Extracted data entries
* Begin *
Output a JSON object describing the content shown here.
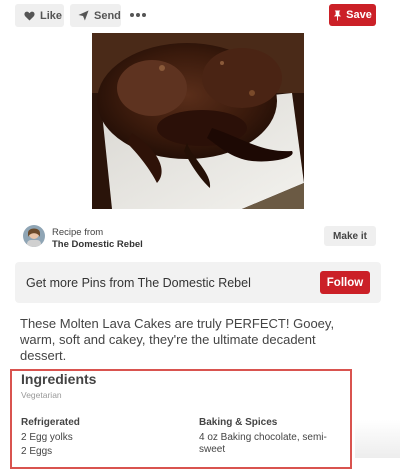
{
  "toolbar": {
    "like_label": "Like",
    "send_label": "Send",
    "more_icon": "ellipsis-icon",
    "save_label": "Save",
    "save_color": "#cb2027"
  },
  "pin": {
    "image_icon": "molten-lava-cake-photo"
  },
  "attribution": {
    "recipe_from": "Recipe from",
    "source_name": "The Domestic Rebel",
    "make_it_label": "Make it"
  },
  "more_pins": {
    "text": "Get more Pins from The Domestic Rebel",
    "follow_label": "Follow",
    "follow_color": "#cb2027"
  },
  "description": "These Molten Lava Cakes are truly PERFECT! Gooey, warm, soft and cakey, they're the ultimate decadent dessert.",
  "ingredients": {
    "title": "Ingredients",
    "subtitle": "Vegetarian",
    "highlight_color": "#d9534f",
    "sections": [
      {
        "heading": "Refrigerated",
        "items": [
          "2 Egg yolks",
          "2 Eggs"
        ]
      },
      {
        "heading": "Baking & Spices",
        "items": [
          "4 oz Baking chocolate, semi-sweet"
        ]
      }
    ]
  }
}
* End *
*EXERCISE GOAL*. Omit the pictures. Output every record above word for word.

*ANSWER FOR THIS EXERCISE*.
Output a JSON object describing the content shown here.
{
  "toolbar": {
    "like_label": "Like",
    "send_label": "Send",
    "more_icon": "ellipsis-icon",
    "save_label": "Save",
    "save_color": "#cb2027"
  },
  "pin": {
    "image_icon": "molten-lava-cake-photo"
  },
  "attribution": {
    "recipe_from": "Recipe from",
    "source_name": "The Domestic Rebel",
    "make_it_label": "Make it"
  },
  "more_pins": {
    "text": "Get more Pins from The Domestic Rebel",
    "follow_label": "Follow",
    "follow_color": "#cb2027"
  },
  "description": "These Molten Lava Cakes are truly PERFECT! Gooey, warm, soft and cakey, they're the ultimate decadent dessert.",
  "ingredients": {
    "title": "Ingredients",
    "subtitle": "Vegetarian",
    "highlight_color": "#d9534f",
    "sections": [
      {
        "heading": "Refrigerated",
        "items": [
          "2 Egg yolks",
          "2 Eggs"
        ]
      },
      {
        "heading": "Baking & Spices",
        "items": [
          "4 oz Baking chocolate, semi-sweet"
        ]
      }
    ]
  }
}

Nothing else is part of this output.